- **WHAT TO PRODUCE**
Extract all lines containing "would".

- **RECORDS SUPPLIED**
>> BEGIN

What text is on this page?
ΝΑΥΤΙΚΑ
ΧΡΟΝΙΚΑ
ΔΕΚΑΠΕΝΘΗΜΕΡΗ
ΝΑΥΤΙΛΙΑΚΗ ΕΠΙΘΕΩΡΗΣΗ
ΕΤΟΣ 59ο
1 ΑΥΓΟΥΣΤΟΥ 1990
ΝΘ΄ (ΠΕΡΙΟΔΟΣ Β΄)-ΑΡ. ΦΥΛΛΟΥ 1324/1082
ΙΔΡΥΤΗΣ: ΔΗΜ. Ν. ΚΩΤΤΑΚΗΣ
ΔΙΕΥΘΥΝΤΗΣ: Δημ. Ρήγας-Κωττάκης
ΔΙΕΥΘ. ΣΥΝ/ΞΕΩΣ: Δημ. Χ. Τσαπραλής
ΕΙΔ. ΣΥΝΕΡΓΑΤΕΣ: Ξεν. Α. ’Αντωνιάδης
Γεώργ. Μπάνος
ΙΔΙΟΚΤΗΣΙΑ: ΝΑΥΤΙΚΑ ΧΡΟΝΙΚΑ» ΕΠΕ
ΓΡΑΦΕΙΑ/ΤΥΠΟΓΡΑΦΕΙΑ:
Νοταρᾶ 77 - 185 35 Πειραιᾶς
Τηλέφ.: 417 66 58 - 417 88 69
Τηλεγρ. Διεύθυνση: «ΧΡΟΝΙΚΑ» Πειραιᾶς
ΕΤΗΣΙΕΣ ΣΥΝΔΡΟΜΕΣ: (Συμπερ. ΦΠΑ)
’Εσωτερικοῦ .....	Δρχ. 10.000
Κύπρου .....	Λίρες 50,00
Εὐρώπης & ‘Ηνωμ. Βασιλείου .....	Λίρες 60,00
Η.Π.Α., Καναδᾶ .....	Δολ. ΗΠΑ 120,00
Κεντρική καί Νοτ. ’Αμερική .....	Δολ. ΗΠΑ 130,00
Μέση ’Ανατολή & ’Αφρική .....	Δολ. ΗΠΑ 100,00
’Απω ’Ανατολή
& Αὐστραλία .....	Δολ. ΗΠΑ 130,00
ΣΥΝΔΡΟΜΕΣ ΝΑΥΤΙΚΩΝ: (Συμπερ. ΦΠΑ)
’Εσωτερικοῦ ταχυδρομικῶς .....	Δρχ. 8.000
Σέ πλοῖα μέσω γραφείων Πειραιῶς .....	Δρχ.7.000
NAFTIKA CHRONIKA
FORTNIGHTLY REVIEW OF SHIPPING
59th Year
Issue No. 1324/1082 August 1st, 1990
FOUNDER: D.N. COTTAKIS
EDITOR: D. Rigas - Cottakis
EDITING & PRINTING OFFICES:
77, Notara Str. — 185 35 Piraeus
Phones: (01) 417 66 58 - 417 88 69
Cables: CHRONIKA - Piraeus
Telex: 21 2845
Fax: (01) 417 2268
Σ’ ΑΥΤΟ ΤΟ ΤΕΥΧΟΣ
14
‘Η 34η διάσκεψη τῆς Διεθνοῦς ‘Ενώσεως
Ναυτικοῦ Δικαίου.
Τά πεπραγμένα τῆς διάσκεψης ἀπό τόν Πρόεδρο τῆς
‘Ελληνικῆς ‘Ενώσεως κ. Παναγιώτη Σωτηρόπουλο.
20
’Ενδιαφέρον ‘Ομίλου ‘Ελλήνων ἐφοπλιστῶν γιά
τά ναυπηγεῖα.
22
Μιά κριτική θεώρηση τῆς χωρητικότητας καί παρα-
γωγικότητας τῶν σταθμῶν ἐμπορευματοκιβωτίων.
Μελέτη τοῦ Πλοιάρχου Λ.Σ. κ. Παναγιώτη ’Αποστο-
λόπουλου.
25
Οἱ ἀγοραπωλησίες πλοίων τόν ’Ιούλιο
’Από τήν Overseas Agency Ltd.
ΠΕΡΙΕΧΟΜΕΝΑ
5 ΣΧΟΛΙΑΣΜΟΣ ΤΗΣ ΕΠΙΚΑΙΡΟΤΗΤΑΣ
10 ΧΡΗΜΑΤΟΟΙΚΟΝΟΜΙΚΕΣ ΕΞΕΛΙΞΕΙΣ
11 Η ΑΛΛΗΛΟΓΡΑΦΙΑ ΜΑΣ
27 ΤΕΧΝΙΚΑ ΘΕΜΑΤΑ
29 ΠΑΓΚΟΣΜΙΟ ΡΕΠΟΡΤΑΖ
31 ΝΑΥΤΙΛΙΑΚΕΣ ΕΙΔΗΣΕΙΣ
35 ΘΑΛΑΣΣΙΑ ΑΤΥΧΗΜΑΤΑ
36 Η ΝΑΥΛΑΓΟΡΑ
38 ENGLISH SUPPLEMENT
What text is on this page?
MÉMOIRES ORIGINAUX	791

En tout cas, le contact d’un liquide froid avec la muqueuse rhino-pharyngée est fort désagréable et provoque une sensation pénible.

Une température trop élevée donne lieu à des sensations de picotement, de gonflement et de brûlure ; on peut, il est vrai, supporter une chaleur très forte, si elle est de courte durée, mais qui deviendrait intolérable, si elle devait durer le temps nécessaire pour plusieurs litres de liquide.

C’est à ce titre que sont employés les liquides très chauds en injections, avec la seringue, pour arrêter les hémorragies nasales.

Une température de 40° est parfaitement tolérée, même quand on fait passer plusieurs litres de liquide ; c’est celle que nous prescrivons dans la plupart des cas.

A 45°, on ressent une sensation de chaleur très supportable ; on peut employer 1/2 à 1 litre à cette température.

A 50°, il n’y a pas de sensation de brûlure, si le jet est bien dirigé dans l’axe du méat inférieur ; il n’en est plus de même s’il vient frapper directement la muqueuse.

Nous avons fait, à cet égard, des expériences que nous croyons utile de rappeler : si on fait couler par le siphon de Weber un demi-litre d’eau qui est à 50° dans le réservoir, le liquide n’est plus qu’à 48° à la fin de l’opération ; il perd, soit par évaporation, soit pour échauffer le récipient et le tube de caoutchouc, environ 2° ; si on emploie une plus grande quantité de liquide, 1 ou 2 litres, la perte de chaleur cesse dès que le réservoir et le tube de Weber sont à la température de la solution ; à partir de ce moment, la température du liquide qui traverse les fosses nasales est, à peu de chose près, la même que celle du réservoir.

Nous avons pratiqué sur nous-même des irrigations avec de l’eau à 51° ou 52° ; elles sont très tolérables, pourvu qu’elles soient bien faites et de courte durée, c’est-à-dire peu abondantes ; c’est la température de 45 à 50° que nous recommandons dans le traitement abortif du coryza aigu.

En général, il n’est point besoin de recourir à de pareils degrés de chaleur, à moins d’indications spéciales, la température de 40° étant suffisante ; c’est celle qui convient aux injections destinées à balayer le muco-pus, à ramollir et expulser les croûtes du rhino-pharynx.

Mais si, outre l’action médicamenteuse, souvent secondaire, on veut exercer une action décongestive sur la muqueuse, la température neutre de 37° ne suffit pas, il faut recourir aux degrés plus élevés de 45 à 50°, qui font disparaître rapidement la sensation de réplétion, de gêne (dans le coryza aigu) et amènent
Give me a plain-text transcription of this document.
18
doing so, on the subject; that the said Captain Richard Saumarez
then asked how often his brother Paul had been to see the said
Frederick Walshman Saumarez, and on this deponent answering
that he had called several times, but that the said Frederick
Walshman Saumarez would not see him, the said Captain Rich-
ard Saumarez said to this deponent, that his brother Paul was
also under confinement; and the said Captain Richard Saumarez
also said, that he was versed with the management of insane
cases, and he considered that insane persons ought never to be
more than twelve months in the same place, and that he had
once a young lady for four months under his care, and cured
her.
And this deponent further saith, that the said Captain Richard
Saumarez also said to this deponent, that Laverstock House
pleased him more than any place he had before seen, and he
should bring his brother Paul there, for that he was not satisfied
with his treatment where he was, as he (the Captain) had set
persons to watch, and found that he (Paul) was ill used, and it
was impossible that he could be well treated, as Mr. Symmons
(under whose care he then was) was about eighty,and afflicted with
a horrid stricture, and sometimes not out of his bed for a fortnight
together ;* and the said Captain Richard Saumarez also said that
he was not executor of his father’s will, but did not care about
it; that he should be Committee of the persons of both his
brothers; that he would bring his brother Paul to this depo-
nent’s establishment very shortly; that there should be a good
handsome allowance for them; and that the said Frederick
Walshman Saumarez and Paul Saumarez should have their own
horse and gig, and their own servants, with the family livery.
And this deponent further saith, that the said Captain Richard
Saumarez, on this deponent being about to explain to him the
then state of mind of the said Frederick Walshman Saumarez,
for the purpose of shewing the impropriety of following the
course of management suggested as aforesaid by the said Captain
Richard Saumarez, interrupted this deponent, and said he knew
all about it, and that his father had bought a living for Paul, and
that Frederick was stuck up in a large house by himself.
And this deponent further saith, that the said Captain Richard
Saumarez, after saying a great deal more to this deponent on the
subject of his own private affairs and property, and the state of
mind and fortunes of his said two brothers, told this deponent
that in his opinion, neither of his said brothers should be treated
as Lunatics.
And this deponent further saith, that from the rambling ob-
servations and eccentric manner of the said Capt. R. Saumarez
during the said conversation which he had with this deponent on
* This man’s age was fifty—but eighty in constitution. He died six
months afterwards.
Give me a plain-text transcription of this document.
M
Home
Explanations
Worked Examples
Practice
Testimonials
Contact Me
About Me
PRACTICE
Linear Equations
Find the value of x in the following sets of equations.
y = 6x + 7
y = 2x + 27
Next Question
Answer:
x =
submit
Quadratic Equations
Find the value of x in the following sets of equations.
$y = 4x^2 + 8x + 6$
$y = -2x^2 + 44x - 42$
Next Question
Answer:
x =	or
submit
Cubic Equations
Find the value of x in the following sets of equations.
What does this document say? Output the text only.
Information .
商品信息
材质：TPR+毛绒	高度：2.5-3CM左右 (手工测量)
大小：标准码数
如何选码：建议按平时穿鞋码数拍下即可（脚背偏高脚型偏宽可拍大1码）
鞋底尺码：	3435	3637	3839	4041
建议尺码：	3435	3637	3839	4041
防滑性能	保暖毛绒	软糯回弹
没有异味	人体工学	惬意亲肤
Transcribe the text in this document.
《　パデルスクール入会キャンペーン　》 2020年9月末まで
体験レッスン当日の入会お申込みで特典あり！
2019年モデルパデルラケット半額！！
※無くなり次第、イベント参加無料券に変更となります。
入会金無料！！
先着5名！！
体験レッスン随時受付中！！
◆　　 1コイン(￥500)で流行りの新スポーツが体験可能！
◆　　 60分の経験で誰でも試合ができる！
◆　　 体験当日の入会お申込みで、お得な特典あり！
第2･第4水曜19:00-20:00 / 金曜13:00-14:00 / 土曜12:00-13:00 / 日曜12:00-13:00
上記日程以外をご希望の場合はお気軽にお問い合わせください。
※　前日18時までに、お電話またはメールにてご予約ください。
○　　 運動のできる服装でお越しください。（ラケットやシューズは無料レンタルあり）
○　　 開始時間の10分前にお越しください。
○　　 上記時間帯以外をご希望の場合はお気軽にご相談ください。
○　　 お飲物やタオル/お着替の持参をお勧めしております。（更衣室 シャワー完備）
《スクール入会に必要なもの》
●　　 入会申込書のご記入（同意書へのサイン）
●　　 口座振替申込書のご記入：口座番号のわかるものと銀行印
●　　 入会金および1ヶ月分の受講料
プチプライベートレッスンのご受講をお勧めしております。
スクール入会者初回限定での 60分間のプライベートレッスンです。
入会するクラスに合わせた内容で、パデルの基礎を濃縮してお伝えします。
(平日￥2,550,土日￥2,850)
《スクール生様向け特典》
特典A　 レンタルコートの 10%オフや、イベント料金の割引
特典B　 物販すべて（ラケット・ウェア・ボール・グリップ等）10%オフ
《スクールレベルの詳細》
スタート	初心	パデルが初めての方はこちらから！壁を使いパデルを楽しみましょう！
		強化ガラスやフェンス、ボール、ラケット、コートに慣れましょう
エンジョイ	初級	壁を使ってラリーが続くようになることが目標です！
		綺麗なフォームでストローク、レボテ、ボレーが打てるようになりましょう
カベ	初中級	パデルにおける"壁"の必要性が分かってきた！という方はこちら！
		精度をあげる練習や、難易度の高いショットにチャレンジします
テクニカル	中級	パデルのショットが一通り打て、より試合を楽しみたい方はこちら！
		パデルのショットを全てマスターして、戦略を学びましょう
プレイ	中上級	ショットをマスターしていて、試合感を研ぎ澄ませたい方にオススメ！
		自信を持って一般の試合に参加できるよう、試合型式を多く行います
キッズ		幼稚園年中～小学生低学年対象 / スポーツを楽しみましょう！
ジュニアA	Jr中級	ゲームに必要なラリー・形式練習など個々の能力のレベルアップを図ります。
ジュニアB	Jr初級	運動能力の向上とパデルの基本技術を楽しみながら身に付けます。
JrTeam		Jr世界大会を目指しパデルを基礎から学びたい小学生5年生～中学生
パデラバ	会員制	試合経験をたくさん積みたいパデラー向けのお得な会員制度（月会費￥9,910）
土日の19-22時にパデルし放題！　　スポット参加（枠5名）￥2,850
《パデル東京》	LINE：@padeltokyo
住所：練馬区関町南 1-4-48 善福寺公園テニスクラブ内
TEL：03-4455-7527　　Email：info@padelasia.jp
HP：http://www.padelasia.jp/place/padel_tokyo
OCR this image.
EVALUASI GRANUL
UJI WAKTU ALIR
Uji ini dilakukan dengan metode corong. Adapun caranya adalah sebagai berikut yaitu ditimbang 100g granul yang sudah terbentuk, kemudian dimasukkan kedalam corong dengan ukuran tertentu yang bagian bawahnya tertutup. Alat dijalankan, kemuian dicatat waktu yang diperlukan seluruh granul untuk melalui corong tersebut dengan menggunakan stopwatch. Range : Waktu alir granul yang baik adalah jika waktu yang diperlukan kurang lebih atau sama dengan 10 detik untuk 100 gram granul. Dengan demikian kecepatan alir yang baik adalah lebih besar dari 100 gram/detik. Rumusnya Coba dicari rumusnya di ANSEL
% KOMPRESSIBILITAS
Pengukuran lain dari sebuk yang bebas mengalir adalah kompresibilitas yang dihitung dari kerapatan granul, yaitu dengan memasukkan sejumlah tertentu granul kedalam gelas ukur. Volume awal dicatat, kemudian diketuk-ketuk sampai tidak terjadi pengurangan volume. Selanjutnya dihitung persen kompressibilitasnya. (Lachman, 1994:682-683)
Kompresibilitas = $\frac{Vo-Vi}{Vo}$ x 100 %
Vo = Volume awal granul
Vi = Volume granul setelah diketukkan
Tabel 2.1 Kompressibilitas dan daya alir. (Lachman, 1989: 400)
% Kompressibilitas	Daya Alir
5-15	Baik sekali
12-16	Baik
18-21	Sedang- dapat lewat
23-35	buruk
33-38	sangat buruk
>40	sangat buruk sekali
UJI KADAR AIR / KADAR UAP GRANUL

>> END

- **WORKED SOLUTION**
Walshman Saumarez would not see him, the said Captain Rich-
brothers; that he would bring his brother Paul to this depo-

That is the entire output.